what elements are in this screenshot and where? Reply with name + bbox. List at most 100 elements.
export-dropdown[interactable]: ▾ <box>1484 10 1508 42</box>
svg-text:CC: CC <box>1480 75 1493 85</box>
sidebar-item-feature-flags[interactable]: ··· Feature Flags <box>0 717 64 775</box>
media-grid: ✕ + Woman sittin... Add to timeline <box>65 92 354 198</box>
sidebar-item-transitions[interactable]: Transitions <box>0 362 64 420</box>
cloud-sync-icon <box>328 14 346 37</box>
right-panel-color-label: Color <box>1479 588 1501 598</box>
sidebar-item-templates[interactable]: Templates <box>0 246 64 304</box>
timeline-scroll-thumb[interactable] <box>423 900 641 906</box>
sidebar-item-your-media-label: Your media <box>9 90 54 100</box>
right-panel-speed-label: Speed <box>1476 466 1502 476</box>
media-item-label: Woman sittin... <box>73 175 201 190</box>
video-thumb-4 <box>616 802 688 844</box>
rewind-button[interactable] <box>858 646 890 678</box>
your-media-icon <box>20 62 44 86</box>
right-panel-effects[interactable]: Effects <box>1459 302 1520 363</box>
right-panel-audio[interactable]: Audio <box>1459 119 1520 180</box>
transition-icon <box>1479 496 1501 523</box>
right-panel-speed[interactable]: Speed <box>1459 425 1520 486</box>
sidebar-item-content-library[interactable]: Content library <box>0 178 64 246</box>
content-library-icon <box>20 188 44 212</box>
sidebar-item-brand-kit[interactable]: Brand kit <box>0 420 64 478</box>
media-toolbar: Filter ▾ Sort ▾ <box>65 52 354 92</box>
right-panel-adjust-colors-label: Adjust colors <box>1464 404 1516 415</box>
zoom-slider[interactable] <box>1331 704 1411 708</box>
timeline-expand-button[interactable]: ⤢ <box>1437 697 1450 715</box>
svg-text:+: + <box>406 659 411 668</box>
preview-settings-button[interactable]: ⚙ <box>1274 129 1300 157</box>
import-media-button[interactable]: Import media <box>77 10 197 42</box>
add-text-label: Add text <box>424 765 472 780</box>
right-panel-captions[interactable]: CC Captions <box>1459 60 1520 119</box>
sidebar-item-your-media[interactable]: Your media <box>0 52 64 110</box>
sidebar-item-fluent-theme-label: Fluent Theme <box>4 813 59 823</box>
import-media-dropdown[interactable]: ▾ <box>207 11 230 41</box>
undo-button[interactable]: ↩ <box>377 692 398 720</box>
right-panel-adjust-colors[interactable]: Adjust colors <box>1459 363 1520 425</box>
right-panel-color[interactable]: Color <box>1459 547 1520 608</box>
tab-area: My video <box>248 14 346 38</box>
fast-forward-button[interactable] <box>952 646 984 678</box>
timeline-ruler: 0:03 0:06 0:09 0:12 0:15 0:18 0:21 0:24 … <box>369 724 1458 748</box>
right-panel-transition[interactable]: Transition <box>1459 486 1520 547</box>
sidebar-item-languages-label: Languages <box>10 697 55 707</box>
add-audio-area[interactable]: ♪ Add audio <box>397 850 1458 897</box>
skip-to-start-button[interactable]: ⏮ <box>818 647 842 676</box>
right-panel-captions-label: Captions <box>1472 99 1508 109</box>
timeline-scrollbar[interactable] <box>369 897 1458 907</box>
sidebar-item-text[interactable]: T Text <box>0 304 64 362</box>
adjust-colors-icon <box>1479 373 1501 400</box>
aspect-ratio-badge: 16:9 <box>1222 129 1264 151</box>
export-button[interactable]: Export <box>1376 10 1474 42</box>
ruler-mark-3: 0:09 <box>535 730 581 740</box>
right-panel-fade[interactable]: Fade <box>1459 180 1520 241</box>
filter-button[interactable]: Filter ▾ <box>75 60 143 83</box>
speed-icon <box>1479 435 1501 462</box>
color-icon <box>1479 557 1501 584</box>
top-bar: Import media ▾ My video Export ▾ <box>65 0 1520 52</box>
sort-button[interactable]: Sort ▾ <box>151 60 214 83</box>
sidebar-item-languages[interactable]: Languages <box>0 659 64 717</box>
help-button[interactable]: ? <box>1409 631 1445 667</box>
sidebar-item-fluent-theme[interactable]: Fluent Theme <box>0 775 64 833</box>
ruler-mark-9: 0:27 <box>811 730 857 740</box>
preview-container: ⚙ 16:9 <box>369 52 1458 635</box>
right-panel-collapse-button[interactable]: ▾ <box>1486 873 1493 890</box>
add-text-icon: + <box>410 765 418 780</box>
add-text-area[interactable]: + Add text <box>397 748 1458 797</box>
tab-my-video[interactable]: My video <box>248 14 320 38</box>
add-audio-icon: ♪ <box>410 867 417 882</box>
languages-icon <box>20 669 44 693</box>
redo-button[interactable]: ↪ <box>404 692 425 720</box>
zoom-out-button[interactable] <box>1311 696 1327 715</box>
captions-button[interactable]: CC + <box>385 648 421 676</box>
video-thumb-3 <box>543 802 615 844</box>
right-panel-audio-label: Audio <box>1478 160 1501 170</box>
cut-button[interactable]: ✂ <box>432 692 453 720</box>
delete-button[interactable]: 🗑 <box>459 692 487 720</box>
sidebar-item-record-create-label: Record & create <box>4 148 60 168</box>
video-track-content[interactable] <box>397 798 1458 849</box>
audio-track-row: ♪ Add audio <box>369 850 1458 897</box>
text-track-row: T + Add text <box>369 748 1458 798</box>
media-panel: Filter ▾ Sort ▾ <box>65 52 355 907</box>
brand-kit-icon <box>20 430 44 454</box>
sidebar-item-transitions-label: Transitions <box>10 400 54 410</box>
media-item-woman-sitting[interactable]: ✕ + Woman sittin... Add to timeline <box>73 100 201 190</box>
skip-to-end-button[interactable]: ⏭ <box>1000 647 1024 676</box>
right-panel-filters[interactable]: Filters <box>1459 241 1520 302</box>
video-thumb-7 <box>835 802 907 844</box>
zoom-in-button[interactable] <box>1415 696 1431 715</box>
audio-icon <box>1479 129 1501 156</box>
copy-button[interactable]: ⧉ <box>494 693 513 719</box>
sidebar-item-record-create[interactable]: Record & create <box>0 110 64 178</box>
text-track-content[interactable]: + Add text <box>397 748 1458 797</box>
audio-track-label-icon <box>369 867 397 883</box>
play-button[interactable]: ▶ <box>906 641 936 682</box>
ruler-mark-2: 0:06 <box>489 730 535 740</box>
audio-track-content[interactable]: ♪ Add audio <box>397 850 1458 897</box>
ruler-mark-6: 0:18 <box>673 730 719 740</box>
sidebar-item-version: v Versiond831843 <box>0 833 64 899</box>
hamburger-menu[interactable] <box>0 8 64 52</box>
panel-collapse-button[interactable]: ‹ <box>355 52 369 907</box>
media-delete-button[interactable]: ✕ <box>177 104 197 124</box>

────────

### TASK GOAL
Extract every row above that contains the string "captions", with a case-sensitive match, and copy each of those rows in full.

### EXPECTED OUTPUT
right-panel-captions[interactable]: CC Captions <box>1459 60 1520 119</box>
right-panel-captions-label: Captions <box>1472 99 1508 109</box>
captions-button[interactable]: CC + <box>385 648 421 676</box>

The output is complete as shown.